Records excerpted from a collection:
┄┄┄┄┄┄

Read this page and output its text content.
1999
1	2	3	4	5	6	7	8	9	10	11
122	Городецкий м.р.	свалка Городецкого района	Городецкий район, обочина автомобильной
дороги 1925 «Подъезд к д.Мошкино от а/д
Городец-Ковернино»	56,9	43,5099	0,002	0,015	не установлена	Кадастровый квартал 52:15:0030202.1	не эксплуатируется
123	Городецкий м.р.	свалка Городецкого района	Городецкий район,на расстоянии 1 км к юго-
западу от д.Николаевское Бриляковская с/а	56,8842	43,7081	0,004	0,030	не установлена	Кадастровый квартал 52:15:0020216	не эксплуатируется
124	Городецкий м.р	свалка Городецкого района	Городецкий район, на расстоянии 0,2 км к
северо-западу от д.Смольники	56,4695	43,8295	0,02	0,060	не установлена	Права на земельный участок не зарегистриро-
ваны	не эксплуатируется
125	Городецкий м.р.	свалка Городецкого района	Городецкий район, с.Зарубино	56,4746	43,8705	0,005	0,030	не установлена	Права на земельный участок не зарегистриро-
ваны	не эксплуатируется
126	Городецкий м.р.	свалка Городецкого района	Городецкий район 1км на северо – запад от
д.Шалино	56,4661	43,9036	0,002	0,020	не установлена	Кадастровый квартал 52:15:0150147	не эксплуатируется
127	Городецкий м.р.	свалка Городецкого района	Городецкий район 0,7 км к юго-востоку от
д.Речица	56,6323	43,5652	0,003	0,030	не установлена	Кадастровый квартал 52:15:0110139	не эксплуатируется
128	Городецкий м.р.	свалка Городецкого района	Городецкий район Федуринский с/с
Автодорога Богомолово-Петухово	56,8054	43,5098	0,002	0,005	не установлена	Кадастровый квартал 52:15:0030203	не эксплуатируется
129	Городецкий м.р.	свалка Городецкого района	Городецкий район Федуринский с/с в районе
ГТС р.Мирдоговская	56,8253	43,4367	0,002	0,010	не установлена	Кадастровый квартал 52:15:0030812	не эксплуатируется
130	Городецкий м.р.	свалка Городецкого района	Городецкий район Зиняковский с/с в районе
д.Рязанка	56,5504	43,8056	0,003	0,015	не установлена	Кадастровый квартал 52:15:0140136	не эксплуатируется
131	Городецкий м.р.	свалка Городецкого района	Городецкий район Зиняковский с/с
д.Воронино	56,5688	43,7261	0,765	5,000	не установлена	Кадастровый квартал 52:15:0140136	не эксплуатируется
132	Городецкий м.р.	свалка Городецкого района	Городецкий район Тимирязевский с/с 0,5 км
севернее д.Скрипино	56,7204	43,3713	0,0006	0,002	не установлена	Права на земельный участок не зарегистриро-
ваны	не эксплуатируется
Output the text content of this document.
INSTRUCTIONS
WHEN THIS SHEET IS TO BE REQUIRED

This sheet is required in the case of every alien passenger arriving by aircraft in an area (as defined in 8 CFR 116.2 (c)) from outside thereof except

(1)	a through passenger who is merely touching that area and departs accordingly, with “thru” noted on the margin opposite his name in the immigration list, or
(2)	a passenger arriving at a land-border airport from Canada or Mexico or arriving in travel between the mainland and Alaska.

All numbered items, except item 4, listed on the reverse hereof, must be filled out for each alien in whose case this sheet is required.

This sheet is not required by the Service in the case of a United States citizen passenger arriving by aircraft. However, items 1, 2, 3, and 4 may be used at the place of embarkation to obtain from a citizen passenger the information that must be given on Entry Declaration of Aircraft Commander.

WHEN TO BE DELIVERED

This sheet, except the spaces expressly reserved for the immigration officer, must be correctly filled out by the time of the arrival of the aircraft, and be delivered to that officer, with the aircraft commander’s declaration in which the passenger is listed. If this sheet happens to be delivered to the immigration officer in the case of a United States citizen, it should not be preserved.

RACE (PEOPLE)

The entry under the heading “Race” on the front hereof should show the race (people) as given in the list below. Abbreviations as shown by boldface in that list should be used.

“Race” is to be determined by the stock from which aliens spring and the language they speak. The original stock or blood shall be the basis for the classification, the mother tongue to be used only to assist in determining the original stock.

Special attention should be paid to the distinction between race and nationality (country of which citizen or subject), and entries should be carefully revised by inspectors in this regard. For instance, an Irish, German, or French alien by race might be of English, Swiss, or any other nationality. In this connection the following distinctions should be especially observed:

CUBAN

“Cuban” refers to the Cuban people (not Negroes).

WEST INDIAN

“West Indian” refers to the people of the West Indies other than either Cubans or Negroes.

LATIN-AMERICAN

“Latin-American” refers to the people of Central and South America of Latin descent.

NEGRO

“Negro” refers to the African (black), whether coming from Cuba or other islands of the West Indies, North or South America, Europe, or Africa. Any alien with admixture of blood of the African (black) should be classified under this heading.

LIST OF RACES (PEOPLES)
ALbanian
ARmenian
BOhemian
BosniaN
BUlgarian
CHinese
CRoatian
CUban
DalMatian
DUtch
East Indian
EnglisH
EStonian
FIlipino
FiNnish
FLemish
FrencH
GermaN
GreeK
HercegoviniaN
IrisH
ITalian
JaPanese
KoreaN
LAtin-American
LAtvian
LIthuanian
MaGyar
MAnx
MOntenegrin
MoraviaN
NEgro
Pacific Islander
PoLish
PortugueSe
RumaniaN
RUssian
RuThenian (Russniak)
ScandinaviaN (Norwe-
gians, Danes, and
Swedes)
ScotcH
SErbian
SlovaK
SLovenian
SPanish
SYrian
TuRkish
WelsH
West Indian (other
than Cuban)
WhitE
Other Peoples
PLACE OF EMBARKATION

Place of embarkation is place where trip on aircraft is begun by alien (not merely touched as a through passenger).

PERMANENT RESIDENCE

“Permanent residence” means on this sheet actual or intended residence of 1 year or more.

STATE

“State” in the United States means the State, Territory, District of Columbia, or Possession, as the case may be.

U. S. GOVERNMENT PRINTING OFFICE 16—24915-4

┄┄┄┄┄┄

Goal of the exercise: Whichever lines contain the string "than", select and copy them.

Answer for the task:
“West Indian” refers to the people of the West Indies other than either Cubans or Negroes.
than Cuban)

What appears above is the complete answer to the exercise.